_Stored entries_.
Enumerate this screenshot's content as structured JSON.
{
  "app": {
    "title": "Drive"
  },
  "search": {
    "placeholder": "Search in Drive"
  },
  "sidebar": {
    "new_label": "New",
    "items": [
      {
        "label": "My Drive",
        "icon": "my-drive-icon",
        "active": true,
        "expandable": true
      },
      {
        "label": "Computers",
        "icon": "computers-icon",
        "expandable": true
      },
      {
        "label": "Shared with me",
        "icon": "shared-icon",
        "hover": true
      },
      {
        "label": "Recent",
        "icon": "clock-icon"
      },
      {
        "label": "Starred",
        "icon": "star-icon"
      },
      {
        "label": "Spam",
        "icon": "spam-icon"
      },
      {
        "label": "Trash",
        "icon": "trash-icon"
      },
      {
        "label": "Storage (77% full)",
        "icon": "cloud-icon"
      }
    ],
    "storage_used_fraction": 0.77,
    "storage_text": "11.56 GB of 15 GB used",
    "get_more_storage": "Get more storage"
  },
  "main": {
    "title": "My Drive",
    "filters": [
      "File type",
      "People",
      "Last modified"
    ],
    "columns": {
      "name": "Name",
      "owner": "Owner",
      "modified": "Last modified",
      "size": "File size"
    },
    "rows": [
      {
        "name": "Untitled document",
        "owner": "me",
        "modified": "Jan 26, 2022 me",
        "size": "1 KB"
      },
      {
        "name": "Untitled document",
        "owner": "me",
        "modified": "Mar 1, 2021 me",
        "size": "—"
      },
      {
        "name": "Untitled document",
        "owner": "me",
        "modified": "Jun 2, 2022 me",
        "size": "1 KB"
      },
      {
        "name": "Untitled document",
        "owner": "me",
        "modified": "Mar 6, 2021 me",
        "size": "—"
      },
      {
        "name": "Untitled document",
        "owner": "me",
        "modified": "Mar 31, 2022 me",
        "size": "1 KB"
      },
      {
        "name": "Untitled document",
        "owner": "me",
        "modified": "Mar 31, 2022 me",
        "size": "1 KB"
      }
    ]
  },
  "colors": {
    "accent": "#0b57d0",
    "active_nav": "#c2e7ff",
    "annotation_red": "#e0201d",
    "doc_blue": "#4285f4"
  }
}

_BRIEF_. From the listing above, copy every line that includes the word "true".

_WORKED SOLUTION_.
        "active": true,
        "expandable": true
        "expandable": true
        "hover": true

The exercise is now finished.